Extract the records in full, leaving every picture out.

[Start of DATA ENTRIES]

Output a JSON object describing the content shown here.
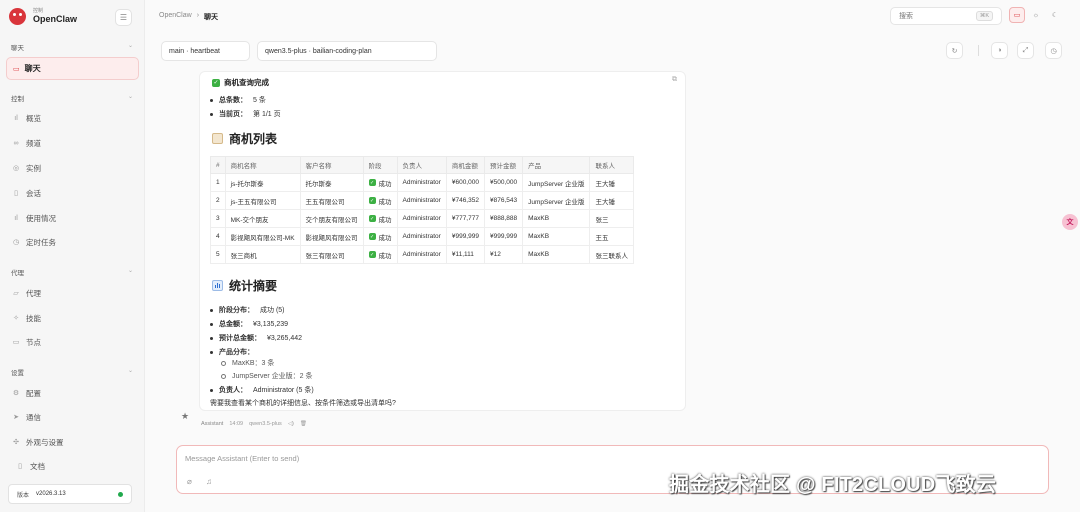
{
  "brand": {
    "sub": "控制",
    "name": "OpenClaw"
  },
  "sidebar": {
    "sections": [
      {
        "label": "聊天"
      },
      {
        "label": "控制"
      },
      {
        "label": "代理"
      },
      {
        "label": "设置"
      }
    ],
    "active_item": {
      "label": "聊天",
      "icon": "chat-bubble-icon"
    },
    "control_items": [
      {
        "label": "概览",
        "icon": "bar-chart-icon"
      },
      {
        "label": "频道",
        "icon": "link-icon"
      },
      {
        "label": "实例",
        "icon": "radio-icon"
      },
      {
        "label": "会话",
        "icon": "file-icon"
      },
      {
        "label": "使用情况",
        "icon": "bar-chart-icon"
      },
      {
        "label": "定时任务",
        "icon": "clock-icon"
      }
    ],
    "agent_items": [
      {
        "label": "代理",
        "icon": "folder-icon"
      },
      {
        "label": "技能",
        "icon": "sparkle-icon"
      },
      {
        "label": "节点",
        "icon": "monitor-icon"
      }
    ],
    "settings_items": [
      {
        "label": "配置",
        "icon": "gear-icon"
      },
      {
        "label": "通信",
        "icon": "send-icon"
      },
      {
        "label": "外观与设置",
        "icon": "palette-icon"
      }
    ],
    "docs": {
      "label": "文档",
      "icon": "book-icon"
    },
    "version": {
      "label": "版本",
      "value": "v2026.3.13"
    }
  },
  "header": {
    "breadcrumb_parent": "OpenClaw",
    "breadcrumb_current": "聊天",
    "search_placeholder": "搜索",
    "search_shortcut": "⌘K"
  },
  "toolbar": {
    "session": "main · heartbeat",
    "model": "qwen3.5-plus · bailian-coding-plan"
  },
  "message": {
    "status": "商机查询完成",
    "stats": [
      {
        "k": "总条数：",
        "v": "5 条"
      },
      {
        "k": "当前页：",
        "v": "第 1/1 页"
      }
    ],
    "list_title": "商机列表",
    "table": {
      "headers": [
        "#",
        "商机名称",
        "客户名称",
        "阶段",
        "负责人",
        "商机金额",
        "预计金额",
        "产品",
        "联系人"
      ],
      "rows": [
        [
          "1",
          "js-托尔斯泰",
          "托尔斯泰",
          "成功",
          "Administrator",
          "¥600,000",
          "¥500,000",
          "JumpServer 企业版",
          "王大锤"
        ],
        [
          "2",
          "js-王五有限公司",
          "王五有限公司",
          "成功",
          "Administrator",
          "¥746,352",
          "¥876,543",
          "JumpServer 企业版",
          "王大锤"
        ],
        [
          "3",
          "MK-交个朋友",
          "交个朋友有限公司",
          "成功",
          "Administrator",
          "¥777,777",
          "¥888,888",
          "MaxKB",
          "张三"
        ],
        [
          "4",
          "影视飓风有限公司-MK",
          "影视飓风有限公司",
          "成功",
          "Administrator",
          "¥999,999",
          "¥999,999",
          "MaxKB",
          "王五"
        ],
        [
          "5",
          "张三商机",
          "张三有限公司",
          "成功",
          "Administrator",
          "¥11,111",
          "¥12",
          "MaxKB",
          "张三联系人"
        ]
      ]
    },
    "summary_title": "统计摘要",
    "summary": {
      "stage_k": "阶段分布：",
      "stage_v": "成功 (5)",
      "total_k": "总金额：",
      "total_v": "¥3,135,239",
      "expected_k": "预计总金额：",
      "expected_v": "¥3,265,442",
      "product_k": "产品分布：",
      "products": [
        "MaxKB：3 条",
        "JumpServer 企业版：2 条"
      ],
      "owner_k": "负责人：",
      "owner_v": "Administrator (5 条)"
    },
    "closing": "需要我查看某个商机的详细信息、按条件筛选或导出清单吗?",
    "meta_author": "Assistant",
    "meta_time": "14:09",
    "meta_model": "qwen3.5-plus"
  },
  "composer": {
    "placeholder": "Message Assistant (Enter to send)"
  },
  "watermark": "掘金技术社区 @ FIT2CLOUD飞致云",
  "colors": {
    "accent": "#d9353b",
    "success": "#3cb043",
    "online": "#21a94d"
  }
}
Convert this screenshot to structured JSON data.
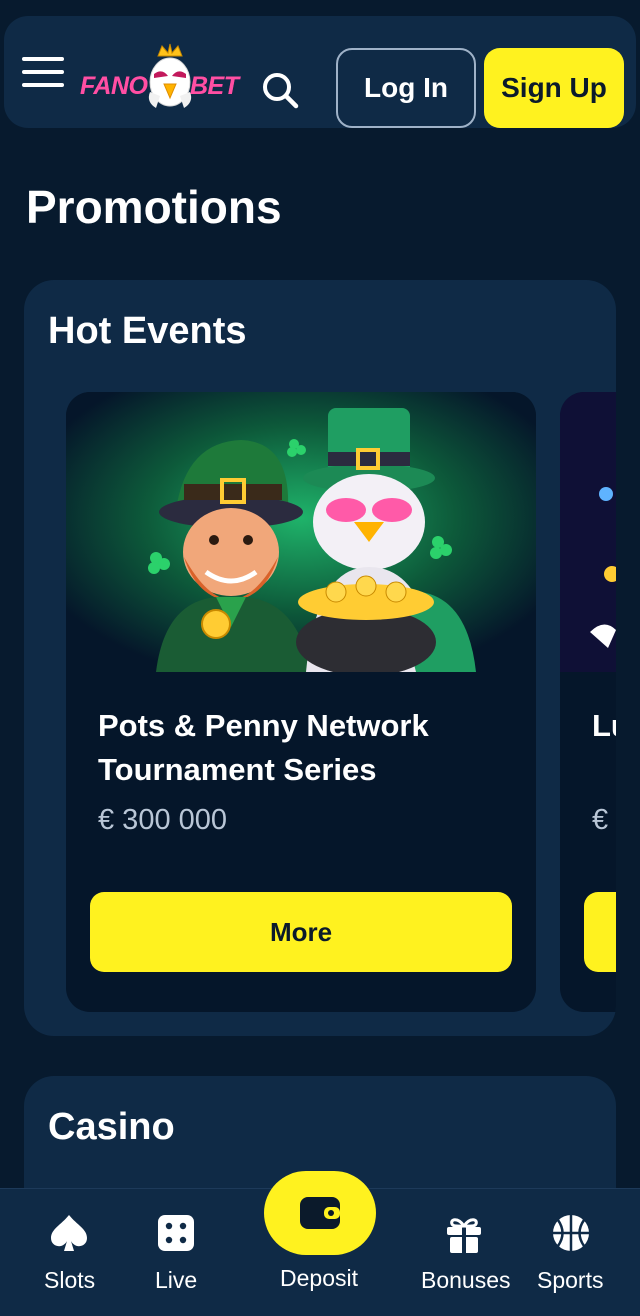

[End of DATA ENTRIES]

CORRECT OUTPUT.
Output a JSON object describing the content shown here.
{
  "brand": {
    "sub": "控制",
    "name": "OpenClaw"
  },
  "sidebar": {
    "sections": [
      {
        "label": "聊天"
      },
      {
        "label": "控制"
      },
      {
        "label": "代理"
      },
      {
        "label": "设置"
      }
    ],
    "active_item": {
      "label": "聊天",
      "icon": "chat-bubble-icon"
    },
    "control_items": [
      {
        "label": "概览",
        "icon": "bar-chart-icon"
      },
      {
        "label": "频道",
        "icon": "link-icon"
      },
      {
        "label": "实例",
        "icon": "radio-icon"
      },
      {
        "label": "会话",
        "icon": "file-icon"
      },
      {
        "label": "使用情况",
        "icon": "bar-chart-icon"
      },
      {
        "label": "定时任务",
        "icon": "clock-icon"
      }
    ],
    "agent_items": [
      {
        "label": "代理",
        "icon": "folder-icon"
      },
      {
        "label": "技能",
        "icon": "sparkle-icon"
      },
      {
        "label": "节点",
        "icon": "monitor-icon"
      }
    ],
    "settings_items": [
      {
        "label": "配置",
        "icon": "gear-icon"
      },
      {
        "label": "通信",
        "icon": "send-icon"
      },
      {
        "label": "外观与设置",
        "icon": "palette-icon"
      }
    ],
    "docs": {
      "label": "文档",
      "icon": "book-icon"
    },
    "version": {
      "label": "版本",
      "value": "v2026.3.13"
    }
  },
  "header": {
    "breadcrumb_parent": "OpenClaw",
    "breadcrumb_current": "聊天",
    "search_placeholder": "搜索",
    "search_shortcut": "⌘K"
  },
  "toolbar": {
    "session": "main · heartbeat",
    "model": "qwen3.5-plus · bailian-coding-plan"
  },
  "message": {
    "status": "商机查询完成",
    "stats": [
      {
        "k": "总条数：",
        "v": "5 条"
      },
      {
        "k": "当前页：",
        "v": "第 1/1 页"
      }
    ],
    "list_title": "商机列表",
    "table": {
      "headers": [
        "#",
        "商机名称",
        "客户名称",
        "阶段",
        "负责人",
        "商机金额",
        "预计金额",
        "产品",
        "联系人"
      ],
      "rows": [
        [
          "1",
          "js-托尔斯泰",
          "托尔斯泰",
          "成功",
          "Administrator",
          "¥600,000",
          "¥500,000",
          "JumpServer 企业版",
          "王大锤"
        ],
        [
          "2",
          "js-王五有限公司",
          "王五有限公司",
          "成功",
          "Administrator",
          "¥746,352",
          "¥876,543",
          "JumpServer 企业版",
          "王大锤"
        ],
        [
          "3",
          "MK-交个朋友",
          "交个朋友有限公司",
          "成功",
          "Administrator",
          "¥777,777",
          "¥888,888",
          "MaxKB",
          "张三"
        ],
        [
          "4",
          "影视飓风有限公司-MK",
          "影视飓风有限公司",
          "成功",
          "Administrator",
          "¥999,999",
          "¥999,999",
          "MaxKB",
          "王五"
        ],
        [
          "5",
          "张三商机",
          "张三有限公司",
          "成功",
          "Administrator",
          "¥11,111",
          "¥12",
          "MaxKB",
          "张三联系人"
        ]
      ]
    },
    "summary_title": "统计摘要",
    "summary": {
      "stage_k": "阶段分布：",
      "stage_v": "成功 (5)",
      "total_k": "总金额：",
      "total_v": "¥3,135,239",
      "expected_k": "预计总金额：",
      "expected_v": "¥3,265,442",
      "product_k": "产品分布：",
      "products": [
        "MaxKB：3 条",
        "JumpServer 企业版：2 条"
      ],
      "owner_k": "负责人：",
      "owner_v": "Administrator (5 条)"
    },
    "closing": "需要我查看某个商机的详细信息、按条件筛选或导出清单吗?",
    "meta_author": "Assistant",
    "meta_time": "14:09",
    "meta_model": "qwen3.5-plus"
  },
  "composer": {
    "placeholder": "Message Assistant (Enter to send)"
  },
  "watermark": "掘金技术社区 @ FIT2CLOUD飞致云",
  "colors": {
    "accent": "#d9353b",
    "success": "#3cb043",
    "online": "#21a94d"
  }
}
Convert this screenshot to structured JSON data.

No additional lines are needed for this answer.